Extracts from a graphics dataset
- - - - -

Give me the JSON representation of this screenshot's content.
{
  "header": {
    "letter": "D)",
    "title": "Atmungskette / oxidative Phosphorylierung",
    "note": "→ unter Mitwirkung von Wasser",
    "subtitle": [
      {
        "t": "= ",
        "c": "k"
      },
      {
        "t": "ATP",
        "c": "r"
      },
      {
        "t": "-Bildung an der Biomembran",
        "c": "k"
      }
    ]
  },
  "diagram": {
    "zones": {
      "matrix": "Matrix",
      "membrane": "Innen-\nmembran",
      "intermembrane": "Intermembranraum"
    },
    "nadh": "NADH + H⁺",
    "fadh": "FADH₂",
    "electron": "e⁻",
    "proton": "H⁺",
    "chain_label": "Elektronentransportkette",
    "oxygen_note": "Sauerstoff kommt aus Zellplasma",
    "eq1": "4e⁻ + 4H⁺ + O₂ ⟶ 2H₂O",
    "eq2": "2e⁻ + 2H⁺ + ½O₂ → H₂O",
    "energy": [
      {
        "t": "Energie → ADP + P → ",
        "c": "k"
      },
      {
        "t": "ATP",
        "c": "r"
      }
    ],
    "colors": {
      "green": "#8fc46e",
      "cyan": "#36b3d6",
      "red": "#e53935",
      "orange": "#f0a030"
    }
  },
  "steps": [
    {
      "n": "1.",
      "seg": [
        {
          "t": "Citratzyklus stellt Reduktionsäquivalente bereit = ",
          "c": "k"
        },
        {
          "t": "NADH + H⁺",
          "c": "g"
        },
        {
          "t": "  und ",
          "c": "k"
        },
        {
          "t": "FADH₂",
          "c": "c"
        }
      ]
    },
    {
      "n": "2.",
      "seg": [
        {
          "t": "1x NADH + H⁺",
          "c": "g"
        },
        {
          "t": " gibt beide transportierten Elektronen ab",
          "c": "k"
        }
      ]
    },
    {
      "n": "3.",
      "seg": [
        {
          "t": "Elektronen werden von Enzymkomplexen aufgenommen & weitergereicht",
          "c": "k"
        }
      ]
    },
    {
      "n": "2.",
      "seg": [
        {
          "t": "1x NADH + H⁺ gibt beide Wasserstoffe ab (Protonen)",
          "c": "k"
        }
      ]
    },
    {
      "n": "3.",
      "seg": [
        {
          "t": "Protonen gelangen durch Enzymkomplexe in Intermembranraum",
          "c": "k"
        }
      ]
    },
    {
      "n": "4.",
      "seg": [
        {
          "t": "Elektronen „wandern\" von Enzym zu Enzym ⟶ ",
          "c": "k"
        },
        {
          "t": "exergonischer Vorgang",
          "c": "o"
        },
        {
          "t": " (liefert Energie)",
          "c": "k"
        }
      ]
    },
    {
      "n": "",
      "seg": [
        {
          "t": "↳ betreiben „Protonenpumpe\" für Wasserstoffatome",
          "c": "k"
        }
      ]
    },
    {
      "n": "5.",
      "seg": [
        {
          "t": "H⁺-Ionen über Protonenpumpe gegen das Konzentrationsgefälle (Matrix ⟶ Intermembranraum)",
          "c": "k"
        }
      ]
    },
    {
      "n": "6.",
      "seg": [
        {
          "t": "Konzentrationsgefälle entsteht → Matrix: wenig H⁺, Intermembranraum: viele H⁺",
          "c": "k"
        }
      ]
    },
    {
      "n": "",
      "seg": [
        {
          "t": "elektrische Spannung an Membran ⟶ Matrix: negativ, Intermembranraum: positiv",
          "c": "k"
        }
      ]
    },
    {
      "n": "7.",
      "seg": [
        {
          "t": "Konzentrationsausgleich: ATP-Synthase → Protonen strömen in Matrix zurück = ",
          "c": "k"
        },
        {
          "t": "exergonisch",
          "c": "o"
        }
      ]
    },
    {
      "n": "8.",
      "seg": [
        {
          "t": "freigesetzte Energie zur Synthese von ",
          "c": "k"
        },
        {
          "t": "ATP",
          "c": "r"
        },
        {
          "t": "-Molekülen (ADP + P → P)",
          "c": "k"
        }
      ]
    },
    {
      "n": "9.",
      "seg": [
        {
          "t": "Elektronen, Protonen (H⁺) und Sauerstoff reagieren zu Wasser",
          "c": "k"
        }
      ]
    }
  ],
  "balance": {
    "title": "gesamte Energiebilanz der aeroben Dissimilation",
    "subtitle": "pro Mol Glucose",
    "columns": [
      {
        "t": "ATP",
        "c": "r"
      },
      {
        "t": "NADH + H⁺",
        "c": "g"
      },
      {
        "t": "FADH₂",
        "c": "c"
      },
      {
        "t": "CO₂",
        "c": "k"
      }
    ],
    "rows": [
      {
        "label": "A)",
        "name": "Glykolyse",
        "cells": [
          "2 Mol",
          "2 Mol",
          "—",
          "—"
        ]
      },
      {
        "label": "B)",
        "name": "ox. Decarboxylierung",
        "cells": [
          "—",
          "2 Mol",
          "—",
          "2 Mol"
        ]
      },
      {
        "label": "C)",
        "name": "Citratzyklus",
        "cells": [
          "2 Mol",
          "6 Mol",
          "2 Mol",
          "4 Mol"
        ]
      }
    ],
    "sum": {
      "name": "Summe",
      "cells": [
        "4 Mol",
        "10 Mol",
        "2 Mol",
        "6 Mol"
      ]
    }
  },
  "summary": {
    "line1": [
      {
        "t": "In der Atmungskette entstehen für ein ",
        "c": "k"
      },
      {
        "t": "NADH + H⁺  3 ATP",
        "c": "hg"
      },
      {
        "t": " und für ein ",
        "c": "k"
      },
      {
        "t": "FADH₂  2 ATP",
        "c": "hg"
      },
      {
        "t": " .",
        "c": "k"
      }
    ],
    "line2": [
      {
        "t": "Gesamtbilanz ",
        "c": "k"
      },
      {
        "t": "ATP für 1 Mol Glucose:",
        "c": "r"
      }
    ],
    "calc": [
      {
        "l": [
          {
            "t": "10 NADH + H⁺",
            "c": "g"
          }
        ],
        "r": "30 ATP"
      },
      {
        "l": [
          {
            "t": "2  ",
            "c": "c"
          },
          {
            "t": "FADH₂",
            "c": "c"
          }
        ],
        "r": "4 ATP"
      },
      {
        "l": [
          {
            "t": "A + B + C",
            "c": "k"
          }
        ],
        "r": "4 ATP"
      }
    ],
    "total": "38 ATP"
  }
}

- - - - -

Activity:
The reply should be a precise retyping of all the data.

Exercise response:
Give me the JSON representation of this screenshot's content.
{
  "header": {
    "letter": "D)",
    "title": "Atmungskette / oxidative Phosphorylierung",
    "note": "→ unter Mitwirkung von Wasser",
    "subtitle": [
      {
        "t": "= ",
        "c": "k"
      },
      {
        "t": "ATP",
        "c": "r"
      },
      {
        "t": "-Bildung an der Biomembran",
        "c": "k"
      }
    ]
  },
  "diagram": {
    "zones": {
      "matrix": "Matrix",
      "membrane": "Innen-\nmembran",
      "intermembrane": "Intermembranraum"
    },
    "nadh": "NADH + H⁺",
    "fadh": "FADH₂",
    "electron": "e⁻",
    "proton": "H⁺",
    "chain_label": "Elektronentransportkette",
    "oxygen_note": "Sauerstoff kommt aus Zellplasma",
    "eq1": "4e⁻ + 4H⁺ + O₂ ⟶ 2H₂O",
    "eq2": "2e⁻ + 2H⁺ + ½O₂ → H₂O",
    "energy": [
      {
        "t": "Energie → ADP + P → ",
        "c": "k"
      },
      {
        "t": "ATP",
        "c": "r"
      }
    ],
    "colors": {
      "green": "#8fc46e",
      "cyan": "#36b3d6",
      "red": "#e53935",
      "orange": "#f0a030"
    }
  },
  "steps": [
    {
      "n": "1.",
      "seg": [
        {
          "t": "Citratzyklus stellt Reduktionsäquivalente bereit = ",
          "c": "k"
        },
        {
          "t": "NADH + H⁺",
          "c": "g"
        },
        {
          "t": "  und ",
          "c": "k"
        },
        {
          "t": "FADH₂",
          "c": "c"
        }
      ]
    },
    {
      "n": "2.",
      "seg": [
        {
          "t": "1x NADH + H⁺",
          "c": "g"
        },
        {
          "t": " gibt beide transportierten Elektronen ab",
          "c": "k"
        }
      ]
    },
    {
      "n": "3.",
      "seg": [
        {
          "t": "Elektronen werden von Enzymkomplexen aufgenommen & weitergereicht",
          "c": "k"
        }
      ]
    },
    {
      "n": "2.",
      "seg": [
        {
          "t": "1x NADH + H⁺ gibt beide Wasserstoffe ab (Protonen)",
          "c": "k"
        }
      ]
    },
    {
      "n": "3.",
      "seg": [
        {
          "t": "Protonen gelangen durch Enzymkomplexe in Intermembranraum",
          "c": "k"
        }
      ]
    },
    {
      "n": "4.",
      "seg": [
        {
          "t": "Elektronen „wandern\" von Enzym zu Enzym ⟶ ",
          "c": "k"
        },
        {
          "t": "exergonischer Vorgang",
          "c": "o"
        },
        {
          "t": " (liefert Energie)",
          "c": "k"
        }
      ]
    },
    {
      "n": "",
      "seg": [
        {
          "t": "↳ betreiben „Protonenpumpe\" für Wasserstoffatome",
          "c": "k"
        }
      ]
    },
    {
      "n": "5.",
      "seg": [
        {
          "t": "H⁺-Ionen über Protonenpumpe gegen das Konzentrationsgefälle (Matrix ⟶ Intermembranraum)",
          "c": "k"
        }
      ]
    },
    {
      "n": "6.",
      "seg": [
        {
          "t": "Konzentrationsgefälle entsteht → Matrix: wenig H⁺, Intermembranraum: viele H⁺",
          "c": "k"
        }
      ]
    },
    {
      "n": "",
      "seg": [
        {
          "t": "elektrische Spannung an Membran ⟶ Matrix: negativ, Intermembranraum: positiv",
          "c": "k"
        }
      ]
    },
    {
      "n": "7.",
      "seg": [
        {
          "t": "Konzentrationsausgleich: ATP-Synthase → Protonen strömen in Matrix zurück = ",
          "c": "k"
        },
        {
          "t": "exergonisch",
          "c": "o"
        }
      ]
    },
    {
      "n": "8.",
      "seg": [
        {
          "t": "freigesetzte Energie zur Synthese von ",
          "c": "k"
        },
        {
          "t": "ATP",
          "c": "r"
        },
        {
          "t": "-Molekülen (ADP + P → P)",
          "c": "k"
        }
      ]
    },
    {
      "n": "9.",
      "seg": [
        {
          "t": "Elektronen, Protonen (H⁺) und Sauerstoff reagieren zu Wasser",
          "c": "k"
        }
      ]
    }
  ],
  "balance": {
    "title": "gesamte Energiebilanz der aeroben Dissimilation",
    "subtitle": "pro Mol Glucose",
    "columns": [
      {
        "t": "ATP",
        "c": "r"
      },
      {
        "t": "NADH + H⁺",
        "c": "g"
      },
      {
        "t": "FADH₂",
        "c": "c"
      },
      {
        "t": "CO₂",
        "c": "k"
      }
    ],
    "rows": [
      {
        "label": "A)",
        "name": "Glykolyse",
        "cells": [
          "2 Mol",
          "2 Mol",
          "—",
          "—"
        ]
      },
      {
        "label": "B)",
        "name": "ox. Decarboxylierung",
        "cells": [
          "—",
          "2 Mol",
          "—",
          "2 Mol"
        ]
      },
      {
        "label": "C)",
        "name": "Citratzyklus",
        "cells": [
          "2 Mol",
          "6 Mol",
          "2 Mol",
          "4 Mol"
        ]
      }
    ],
    "sum": {
      "name": "Summe",
      "cells": [
        "4 Mol",
        "10 Mol",
        "2 Mol",
        "6 Mol"
      ]
    }
  },
  "summary": {
    "line1": [
      {
        "t": "In der Atmungskette entstehen für ein ",
        "c": "k"
      },
      {
        "t": "NADH + H⁺  3 ATP",
        "c": "hg"
      },
      {
        "t": " und für ein ",
        "c": "k"
      },
      {
        "t": "FADH₂  2 ATP",
        "c": "hg"
      },
      {
        "t": " .",
        "c": "k"
      }
    ],
    "line2": [
      {
        "t": "Gesamtbilanz ",
        "c": "k"
      },
      {
        "t": "ATP für 1 Mol Glucose:",
        "c": "r"
      }
    ],
    "calc": [
      {
        "l": [
          {
            "t": "10 NADH + H⁺",
            "c": "g"
          }
        ],
        "r": "30 ATP"
      },
      {
        "l": [
          {
            "t": "2  ",
            "c": "c"
          },
          {
            "t": "FADH₂",
            "c": "c"
          }
        ],
        "r": "4 ATP"
      },
      {
        "l": [
          {
            "t": "A + B + C",
            "c": "k"
          }
        ],
        "r": "4 ATP"
      }
    ],
    "total": "38 ATP"
  }
}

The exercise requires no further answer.